* _REQUIREMENT 1_
In the Alport syndrome abstract, what causes Alport syndrome?
* _REQUIREMENT 2_
List each different institution named in the author list of the Alport syndrome abstract, naming each one only once.
* _REQUIREMENT 3_
Carry on the Alport syndrome abstract from its last sentence.

### EXERCISE TEXT

Rescue Mechanism for Glomerular Endothelial Lipid Metabolic Dysfunction in Alport Syndrome

Session Information

Category: Genetic Diseases of the Kidneys

  • 1202 Genetic Diseases of the Kidneys: Non-Cystic

Authors

  • Soloyan, Hasmik, Children's Hospital Los Angeles, Los Angeles, California, United States
  • Thornton, Matthew Edward, University of Southern California Keck School of Medicine, Los Angeles, California, United States
  • Clair, Geremy, Pacific Northwest National Laboratory, Richland, Washington, United States
  • Cuala, Janielle M., University of Southern California Keck School of Medicine, Los Angeles, California, United States
  • Zhang, Qi, Children's Hospital Los Angeles, Los Angeles, California, United States
  • Georgia, Senta K., Children's Hospital Los Angeles, Los Angeles, California, United States
  • Cravedi, Paolo, Icahn School of Medicine at Mount Sinai, New York, New York, United States
  • Da Sacco, Stefano, Children's Hospital Los Angeles, Los Angeles, California, United States
  • Perin, Laura, Children's Hospital Los Angeles, Los Angeles, California, United States
  • Sedrakyan, Sargis, Children's Hospital Los Angeles, Los Angeles, California, United States
Background

Glomerular endothelial dysfunction plays a key role in the development of chronic kidney disease (CKD). In Alport syndrome (AS, caused by mutations in collagen IVα3α4α5) damage to the glomerular endothelial cells (GEC) occurs before onset of heavy proteinuria and is characterized by altered fenestration size and glycocalyx deposition. Despite this evidence, the role of GEC in Alport progression is poorly understood. Here, we elucidate the role of lipids in GEC injury in an animal model of AS, and the potential of using amniotic fluid stem cell (AFSC) derived extracellular vesicles (EVs) as a rescue strategy to restore glomerular homeostasis.

######
### EXTRACTED RECORDS

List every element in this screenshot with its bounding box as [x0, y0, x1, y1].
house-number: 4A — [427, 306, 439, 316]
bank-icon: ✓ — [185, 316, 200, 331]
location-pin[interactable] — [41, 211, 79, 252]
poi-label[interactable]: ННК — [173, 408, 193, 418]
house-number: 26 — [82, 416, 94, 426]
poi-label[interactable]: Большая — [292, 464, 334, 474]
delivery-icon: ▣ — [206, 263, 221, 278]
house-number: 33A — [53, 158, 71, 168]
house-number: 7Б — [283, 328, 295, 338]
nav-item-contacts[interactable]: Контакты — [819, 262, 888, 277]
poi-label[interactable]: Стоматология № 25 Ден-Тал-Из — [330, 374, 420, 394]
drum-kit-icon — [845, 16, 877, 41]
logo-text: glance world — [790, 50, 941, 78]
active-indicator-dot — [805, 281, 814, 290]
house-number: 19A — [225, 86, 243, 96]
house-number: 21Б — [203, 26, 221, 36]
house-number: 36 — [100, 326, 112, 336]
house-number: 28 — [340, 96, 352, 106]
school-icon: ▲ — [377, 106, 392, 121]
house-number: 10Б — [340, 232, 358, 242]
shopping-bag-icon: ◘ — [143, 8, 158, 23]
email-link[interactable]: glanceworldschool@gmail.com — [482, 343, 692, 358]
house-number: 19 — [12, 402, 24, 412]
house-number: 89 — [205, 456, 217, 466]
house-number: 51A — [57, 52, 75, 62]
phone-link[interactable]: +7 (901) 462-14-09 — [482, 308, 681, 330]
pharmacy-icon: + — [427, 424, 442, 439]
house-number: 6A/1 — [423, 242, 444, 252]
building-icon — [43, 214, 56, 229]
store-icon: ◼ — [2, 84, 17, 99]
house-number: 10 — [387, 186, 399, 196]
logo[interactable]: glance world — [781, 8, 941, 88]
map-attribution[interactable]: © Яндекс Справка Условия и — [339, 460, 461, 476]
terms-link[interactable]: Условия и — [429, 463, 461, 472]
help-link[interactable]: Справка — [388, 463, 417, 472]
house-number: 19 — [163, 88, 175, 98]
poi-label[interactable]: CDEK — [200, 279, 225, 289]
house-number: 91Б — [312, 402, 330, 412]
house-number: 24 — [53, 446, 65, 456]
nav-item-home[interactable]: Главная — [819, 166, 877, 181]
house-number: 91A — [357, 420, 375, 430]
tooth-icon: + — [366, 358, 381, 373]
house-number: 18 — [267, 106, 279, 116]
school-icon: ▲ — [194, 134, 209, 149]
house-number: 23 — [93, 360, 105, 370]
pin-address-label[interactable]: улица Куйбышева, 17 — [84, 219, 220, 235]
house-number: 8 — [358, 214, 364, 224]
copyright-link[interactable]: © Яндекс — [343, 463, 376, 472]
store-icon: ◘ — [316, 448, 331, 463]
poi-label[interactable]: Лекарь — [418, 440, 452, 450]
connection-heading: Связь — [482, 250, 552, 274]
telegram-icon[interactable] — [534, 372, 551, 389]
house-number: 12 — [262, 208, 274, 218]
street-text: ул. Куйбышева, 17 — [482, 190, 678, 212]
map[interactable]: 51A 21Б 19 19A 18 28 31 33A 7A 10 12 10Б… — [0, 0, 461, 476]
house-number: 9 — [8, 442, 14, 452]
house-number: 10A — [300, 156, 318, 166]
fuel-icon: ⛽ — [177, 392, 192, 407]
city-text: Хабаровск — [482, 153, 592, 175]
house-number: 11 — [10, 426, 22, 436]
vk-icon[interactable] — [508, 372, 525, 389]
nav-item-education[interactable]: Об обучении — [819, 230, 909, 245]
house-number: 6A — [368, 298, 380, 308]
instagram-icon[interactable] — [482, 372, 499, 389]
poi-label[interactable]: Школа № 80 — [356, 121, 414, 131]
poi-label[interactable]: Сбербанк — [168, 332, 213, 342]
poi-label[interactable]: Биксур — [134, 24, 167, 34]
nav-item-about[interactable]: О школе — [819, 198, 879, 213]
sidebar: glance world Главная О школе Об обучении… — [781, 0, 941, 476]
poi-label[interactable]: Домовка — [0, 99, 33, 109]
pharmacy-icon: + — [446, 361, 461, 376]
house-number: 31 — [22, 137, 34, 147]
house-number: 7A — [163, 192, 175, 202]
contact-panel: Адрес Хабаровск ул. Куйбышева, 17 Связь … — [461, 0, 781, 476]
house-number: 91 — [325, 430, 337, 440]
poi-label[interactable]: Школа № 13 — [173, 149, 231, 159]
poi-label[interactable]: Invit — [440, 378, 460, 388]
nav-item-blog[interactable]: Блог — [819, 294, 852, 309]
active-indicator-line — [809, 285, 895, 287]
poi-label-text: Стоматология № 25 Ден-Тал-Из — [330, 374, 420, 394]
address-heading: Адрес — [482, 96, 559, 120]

######

* _ANSWER SPACE 1_
Mutations in collagen IVα3α4α5.

* _ANSWER SPACE 2_
Children's Hospital Los Angeles; University of Southern California Keck School of Medicine; Pacific Northwest National Laboratory; Icahn School of Medicine at Mount Sinai

* _ANSWER SPACE 3_
Methods

The phasor approach to FLIM (fluorescent lifetime imaging microscopy) was applied to evaluate the metabolic changes in the kidneys (and particularty in the glomeruli and GEC) of AS and WT mice. GEC isolated by FACS from tdTomato-reporter AS and WT mice at 4-months of age were compared by bulk RNA-seq and lipidomics. In vitro, silencing experiments on primary human GEC were performed to study the role of fatty acid synthase (FASN) in GEC metabolic dysfunction. FASN-carrying AFSC-EVs and control nanoparticles were applied both in vitro and in vivo to restore lipid homeostasis in GEC.

Results

In AS mice, RNAseq analysis of GEC revealed changes in the metabolic genes, (including FASN) and pathways associated with uptake, synthesis and oxidation of fatty acids. FLIM studies showed that changes in the metabolic fingerprint of the GEC correlated with increasing age and severety of disease in AS mice. Lipidome analysis found high abundance of triglycerides in GEC isolated from AS. We confirmed accumulation of lipid droplets in the glomeruli of AS mice, as well as in FASN KO human primary GEC, in vitro. These results suggest potential mitochondrial dysfunction in GEC. AFSC-EVs treatment restored lipid homeostasis in GEC, both in vitro and in vivo.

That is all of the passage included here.